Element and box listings
——

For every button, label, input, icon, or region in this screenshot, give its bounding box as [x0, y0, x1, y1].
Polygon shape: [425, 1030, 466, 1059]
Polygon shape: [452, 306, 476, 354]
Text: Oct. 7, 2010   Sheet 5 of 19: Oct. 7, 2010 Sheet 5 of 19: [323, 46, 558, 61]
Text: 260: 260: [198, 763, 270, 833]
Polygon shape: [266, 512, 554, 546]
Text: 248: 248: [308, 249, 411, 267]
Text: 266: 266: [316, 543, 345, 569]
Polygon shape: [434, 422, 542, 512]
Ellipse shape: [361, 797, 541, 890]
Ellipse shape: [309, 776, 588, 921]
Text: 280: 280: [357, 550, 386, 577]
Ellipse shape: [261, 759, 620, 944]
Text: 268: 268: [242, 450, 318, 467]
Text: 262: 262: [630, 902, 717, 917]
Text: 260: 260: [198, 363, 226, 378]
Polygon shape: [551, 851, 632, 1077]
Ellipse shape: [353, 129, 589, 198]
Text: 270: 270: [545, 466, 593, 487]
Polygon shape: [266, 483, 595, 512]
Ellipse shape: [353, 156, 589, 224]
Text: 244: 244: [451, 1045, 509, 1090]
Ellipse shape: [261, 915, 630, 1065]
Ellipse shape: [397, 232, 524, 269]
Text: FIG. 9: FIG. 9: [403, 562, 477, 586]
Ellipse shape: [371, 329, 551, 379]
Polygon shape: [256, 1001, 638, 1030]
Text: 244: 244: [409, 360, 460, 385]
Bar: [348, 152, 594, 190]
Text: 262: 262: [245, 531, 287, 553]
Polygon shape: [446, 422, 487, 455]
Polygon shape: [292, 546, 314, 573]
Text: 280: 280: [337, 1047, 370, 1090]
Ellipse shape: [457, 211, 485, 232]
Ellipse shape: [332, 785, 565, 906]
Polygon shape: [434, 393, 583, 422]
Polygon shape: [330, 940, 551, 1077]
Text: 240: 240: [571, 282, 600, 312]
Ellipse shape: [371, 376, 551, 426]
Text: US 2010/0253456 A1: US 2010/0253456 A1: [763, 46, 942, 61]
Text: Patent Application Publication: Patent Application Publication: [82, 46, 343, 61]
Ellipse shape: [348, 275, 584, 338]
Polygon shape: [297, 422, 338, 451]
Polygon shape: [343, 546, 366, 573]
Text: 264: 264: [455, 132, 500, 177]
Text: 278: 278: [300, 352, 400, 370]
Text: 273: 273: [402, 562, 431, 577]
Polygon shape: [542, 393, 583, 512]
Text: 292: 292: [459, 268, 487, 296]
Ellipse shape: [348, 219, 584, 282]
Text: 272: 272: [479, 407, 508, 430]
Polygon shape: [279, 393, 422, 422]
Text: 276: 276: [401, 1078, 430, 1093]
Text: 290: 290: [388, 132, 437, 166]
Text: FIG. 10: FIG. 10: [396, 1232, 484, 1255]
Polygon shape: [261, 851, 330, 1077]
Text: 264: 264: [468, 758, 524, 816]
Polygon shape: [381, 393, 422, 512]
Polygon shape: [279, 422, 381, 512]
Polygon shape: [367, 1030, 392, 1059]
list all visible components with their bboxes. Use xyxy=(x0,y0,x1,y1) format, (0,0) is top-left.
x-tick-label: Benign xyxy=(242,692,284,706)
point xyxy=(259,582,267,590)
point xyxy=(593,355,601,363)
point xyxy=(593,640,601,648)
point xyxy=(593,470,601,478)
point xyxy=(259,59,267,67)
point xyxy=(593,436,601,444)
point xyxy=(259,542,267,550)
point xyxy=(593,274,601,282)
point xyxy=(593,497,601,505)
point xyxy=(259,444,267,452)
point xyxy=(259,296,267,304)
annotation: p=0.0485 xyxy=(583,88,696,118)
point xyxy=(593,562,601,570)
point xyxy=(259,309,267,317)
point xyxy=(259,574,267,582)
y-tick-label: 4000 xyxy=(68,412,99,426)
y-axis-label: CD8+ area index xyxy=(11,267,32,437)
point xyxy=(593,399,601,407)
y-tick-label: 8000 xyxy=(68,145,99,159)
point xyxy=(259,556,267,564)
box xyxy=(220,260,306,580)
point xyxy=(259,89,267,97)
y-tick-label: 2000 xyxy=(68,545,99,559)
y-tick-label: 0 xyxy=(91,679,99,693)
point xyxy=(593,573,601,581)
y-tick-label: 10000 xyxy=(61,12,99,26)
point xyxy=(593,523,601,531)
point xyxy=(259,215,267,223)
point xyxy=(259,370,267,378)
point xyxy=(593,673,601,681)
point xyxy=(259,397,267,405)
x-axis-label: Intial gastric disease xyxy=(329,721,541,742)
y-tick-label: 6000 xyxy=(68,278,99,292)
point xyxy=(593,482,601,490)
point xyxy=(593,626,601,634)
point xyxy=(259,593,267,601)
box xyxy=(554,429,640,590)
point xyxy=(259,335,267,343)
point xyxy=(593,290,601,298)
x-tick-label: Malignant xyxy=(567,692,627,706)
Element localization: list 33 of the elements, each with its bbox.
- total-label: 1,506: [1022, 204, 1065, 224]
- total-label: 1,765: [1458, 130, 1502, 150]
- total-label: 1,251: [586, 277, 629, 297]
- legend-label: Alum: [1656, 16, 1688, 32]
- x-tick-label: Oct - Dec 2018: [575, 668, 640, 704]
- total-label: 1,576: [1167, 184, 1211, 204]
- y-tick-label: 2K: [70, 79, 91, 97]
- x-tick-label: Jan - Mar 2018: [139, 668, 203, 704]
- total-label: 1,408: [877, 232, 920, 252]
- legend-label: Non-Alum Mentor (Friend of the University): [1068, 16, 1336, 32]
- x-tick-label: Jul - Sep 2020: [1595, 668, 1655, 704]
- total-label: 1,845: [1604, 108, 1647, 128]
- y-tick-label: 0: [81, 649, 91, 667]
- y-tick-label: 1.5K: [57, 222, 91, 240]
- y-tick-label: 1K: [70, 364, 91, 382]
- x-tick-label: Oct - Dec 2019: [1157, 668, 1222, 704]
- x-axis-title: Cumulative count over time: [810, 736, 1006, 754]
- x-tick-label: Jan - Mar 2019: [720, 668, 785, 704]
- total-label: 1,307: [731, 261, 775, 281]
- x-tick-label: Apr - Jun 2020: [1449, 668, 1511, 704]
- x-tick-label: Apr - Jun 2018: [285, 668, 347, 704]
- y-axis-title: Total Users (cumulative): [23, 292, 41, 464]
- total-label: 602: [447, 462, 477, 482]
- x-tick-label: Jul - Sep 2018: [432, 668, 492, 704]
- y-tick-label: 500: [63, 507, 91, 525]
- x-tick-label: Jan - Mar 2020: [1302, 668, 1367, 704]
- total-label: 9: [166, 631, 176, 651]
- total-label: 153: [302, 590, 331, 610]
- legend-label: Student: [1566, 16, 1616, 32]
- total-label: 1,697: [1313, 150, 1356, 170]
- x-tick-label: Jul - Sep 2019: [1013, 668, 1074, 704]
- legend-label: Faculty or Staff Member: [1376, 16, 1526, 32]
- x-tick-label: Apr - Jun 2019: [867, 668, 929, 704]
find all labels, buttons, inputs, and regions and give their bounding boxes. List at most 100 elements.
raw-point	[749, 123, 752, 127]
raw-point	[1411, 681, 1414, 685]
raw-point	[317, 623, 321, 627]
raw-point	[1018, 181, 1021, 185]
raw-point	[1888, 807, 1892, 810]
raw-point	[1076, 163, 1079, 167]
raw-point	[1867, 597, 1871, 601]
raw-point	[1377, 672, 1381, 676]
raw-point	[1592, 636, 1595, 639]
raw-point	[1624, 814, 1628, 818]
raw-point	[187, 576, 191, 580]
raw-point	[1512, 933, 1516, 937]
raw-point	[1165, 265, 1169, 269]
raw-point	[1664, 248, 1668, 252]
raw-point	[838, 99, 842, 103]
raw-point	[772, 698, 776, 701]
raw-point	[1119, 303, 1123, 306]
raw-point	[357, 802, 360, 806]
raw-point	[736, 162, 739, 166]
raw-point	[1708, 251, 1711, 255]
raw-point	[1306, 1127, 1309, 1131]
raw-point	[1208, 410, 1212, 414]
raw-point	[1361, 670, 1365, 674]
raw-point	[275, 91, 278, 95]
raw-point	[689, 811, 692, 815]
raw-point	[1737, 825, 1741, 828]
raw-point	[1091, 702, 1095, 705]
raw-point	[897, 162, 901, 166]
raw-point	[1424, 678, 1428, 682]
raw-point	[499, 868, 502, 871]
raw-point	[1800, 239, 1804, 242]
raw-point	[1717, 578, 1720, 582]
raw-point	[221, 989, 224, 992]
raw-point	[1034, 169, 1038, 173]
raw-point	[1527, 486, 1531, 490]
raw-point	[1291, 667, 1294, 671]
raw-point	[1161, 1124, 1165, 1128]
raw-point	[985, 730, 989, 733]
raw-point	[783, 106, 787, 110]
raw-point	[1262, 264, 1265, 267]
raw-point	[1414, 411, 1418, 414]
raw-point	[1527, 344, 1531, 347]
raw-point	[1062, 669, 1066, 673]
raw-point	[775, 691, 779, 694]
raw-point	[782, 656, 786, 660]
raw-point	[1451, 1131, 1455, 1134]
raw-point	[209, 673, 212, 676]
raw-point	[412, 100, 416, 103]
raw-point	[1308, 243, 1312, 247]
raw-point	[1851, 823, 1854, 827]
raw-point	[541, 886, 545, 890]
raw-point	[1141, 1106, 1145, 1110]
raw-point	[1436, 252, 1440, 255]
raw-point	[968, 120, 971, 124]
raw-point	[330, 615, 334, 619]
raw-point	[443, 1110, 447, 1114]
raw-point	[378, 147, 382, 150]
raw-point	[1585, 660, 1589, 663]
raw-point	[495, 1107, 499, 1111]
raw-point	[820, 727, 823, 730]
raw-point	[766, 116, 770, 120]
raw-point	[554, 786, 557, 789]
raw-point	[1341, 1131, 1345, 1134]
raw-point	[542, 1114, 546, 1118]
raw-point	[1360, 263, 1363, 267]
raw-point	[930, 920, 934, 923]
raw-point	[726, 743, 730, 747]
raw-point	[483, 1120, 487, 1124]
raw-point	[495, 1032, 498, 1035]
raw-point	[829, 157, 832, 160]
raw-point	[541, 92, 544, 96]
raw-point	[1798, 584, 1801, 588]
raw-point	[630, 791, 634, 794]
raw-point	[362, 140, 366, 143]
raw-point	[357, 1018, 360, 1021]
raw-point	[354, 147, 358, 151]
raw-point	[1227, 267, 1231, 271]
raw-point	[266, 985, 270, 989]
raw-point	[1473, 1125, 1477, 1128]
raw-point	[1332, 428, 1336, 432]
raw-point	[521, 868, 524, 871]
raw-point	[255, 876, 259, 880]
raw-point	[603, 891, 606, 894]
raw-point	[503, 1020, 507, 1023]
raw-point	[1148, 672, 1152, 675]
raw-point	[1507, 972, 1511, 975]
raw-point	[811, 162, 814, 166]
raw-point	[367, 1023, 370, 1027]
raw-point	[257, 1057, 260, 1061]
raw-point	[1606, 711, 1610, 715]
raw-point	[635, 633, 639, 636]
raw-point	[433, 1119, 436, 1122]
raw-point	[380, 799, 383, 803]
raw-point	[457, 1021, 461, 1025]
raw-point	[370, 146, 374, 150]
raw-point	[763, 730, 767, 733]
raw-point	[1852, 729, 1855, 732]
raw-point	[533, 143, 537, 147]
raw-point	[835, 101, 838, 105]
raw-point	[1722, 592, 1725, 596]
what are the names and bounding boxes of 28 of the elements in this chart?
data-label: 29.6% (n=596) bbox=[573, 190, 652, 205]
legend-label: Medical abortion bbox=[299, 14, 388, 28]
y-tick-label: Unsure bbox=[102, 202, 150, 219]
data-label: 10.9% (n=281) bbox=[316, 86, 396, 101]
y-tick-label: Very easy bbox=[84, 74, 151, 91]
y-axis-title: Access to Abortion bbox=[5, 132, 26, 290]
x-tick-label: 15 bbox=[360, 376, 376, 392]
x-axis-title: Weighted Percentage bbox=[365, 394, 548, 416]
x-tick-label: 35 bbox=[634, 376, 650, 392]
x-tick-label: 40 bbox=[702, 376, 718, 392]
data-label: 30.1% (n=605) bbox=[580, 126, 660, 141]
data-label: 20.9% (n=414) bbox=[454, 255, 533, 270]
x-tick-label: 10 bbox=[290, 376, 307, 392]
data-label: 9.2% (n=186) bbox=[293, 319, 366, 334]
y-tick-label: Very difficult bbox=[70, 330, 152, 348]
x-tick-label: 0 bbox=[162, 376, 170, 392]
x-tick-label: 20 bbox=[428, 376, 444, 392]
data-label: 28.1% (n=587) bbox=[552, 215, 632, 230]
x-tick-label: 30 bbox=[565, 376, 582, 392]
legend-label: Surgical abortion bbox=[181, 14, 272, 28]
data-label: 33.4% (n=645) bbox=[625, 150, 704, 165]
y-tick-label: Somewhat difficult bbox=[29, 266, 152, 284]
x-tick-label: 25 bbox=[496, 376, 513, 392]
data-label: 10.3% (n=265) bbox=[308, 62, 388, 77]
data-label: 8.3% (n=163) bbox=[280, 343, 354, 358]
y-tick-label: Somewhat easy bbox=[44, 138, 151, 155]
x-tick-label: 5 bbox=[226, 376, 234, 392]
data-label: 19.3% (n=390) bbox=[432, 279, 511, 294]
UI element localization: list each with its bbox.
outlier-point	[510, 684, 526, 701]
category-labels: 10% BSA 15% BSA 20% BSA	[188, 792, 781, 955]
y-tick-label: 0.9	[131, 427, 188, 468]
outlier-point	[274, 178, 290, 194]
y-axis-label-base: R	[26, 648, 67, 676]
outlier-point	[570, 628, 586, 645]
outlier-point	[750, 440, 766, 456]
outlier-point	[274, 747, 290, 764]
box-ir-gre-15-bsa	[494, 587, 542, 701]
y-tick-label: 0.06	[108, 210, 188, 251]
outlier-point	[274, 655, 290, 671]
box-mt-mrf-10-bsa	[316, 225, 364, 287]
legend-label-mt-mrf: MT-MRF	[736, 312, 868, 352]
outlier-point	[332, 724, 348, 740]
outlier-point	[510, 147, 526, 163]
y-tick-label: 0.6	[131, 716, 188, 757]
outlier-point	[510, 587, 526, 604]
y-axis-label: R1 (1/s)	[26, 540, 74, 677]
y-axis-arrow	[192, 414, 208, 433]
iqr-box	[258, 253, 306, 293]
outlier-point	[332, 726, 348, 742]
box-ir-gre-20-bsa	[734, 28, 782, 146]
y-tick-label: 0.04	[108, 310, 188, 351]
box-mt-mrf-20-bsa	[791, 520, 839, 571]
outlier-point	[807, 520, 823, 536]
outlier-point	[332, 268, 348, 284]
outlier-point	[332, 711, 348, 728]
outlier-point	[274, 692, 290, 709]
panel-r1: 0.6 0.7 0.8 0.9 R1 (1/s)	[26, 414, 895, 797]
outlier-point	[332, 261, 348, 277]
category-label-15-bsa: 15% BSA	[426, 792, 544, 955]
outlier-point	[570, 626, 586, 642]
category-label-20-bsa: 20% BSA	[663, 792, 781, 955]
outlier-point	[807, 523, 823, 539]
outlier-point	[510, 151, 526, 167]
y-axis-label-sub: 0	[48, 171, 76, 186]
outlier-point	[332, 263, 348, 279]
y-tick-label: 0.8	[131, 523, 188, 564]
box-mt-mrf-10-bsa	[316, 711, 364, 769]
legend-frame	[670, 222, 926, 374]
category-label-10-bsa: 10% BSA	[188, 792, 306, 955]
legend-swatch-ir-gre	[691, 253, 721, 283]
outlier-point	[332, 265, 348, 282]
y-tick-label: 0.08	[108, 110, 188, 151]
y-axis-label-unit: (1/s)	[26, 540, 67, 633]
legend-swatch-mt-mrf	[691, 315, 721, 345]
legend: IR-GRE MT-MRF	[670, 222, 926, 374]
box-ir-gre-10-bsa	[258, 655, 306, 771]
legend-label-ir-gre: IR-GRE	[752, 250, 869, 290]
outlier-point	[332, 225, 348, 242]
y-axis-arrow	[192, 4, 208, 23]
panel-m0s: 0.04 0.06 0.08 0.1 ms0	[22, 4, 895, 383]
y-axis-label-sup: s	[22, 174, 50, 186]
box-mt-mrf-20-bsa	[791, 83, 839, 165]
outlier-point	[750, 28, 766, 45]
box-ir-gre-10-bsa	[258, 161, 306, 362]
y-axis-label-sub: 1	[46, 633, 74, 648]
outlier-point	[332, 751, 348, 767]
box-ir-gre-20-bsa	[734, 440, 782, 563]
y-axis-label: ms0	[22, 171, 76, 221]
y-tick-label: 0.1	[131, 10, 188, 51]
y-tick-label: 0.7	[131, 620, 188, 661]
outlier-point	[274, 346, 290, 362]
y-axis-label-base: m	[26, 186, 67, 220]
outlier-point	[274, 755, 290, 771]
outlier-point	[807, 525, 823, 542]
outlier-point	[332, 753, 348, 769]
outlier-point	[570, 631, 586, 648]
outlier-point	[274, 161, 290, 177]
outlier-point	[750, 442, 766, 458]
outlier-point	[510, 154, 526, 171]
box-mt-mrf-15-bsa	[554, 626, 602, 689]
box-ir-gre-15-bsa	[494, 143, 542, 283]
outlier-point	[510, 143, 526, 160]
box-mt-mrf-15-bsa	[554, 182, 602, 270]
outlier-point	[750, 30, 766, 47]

——

Copy out the listing word for word, from its first line through the line with "Ellipse shape: [457, 211, 485, 232]", including both of those lines.

For every button, label, input, icon, or region in this screenshot, give its bounding box as [x0, y0, x1, y1].
Polygon shape: [425, 1030, 466, 1059]
Polygon shape: [452, 306, 476, 354]
Text: Oct. 7, 2010   Sheet 5 of 19: Oct. 7, 2010 Sheet 5 of 19: [323, 46, 558, 61]
Text: 260: 260: [198, 763, 270, 833]
Polygon shape: [266, 512, 554, 546]
Text: 248: 248: [308, 249, 411, 267]
Text: 266: 266: [316, 543, 345, 569]
Polygon shape: [434, 422, 542, 512]
Ellipse shape: [361, 797, 541, 890]
Ellipse shape: [309, 776, 588, 921]
Text: 280: 280: [357, 550, 386, 577]
Ellipse shape: [261, 759, 620, 944]
Text: 268: 268: [242, 450, 318, 467]
Text: 262: 262: [630, 902, 717, 917]
Text: 260: 260: [198, 363, 226, 378]
Polygon shape: [551, 851, 632, 1077]
Ellipse shape: [353, 129, 589, 198]
Text: 270: 270: [545, 466, 593, 487]
Polygon shape: [266, 483, 595, 512]
Ellipse shape: [353, 156, 589, 224]
Text: 244: 244: [451, 1045, 509, 1090]
Ellipse shape: [261, 915, 630, 1065]
Ellipse shape: [397, 232, 524, 269]
Text: FIG. 9: FIG. 9: [403, 562, 477, 586]
Ellipse shape: [371, 329, 551, 379]
Polygon shape: [256, 1001, 638, 1030]
Text: 244: 244: [409, 360, 460, 385]
Bar: [348, 152, 594, 190]
Text: 262: 262: [245, 531, 287, 553]
Polygon shape: [446, 422, 487, 455]
Polygon shape: [292, 546, 314, 573]
Text: 280: 280: [337, 1047, 370, 1090]
Ellipse shape: [457, 211, 485, 232]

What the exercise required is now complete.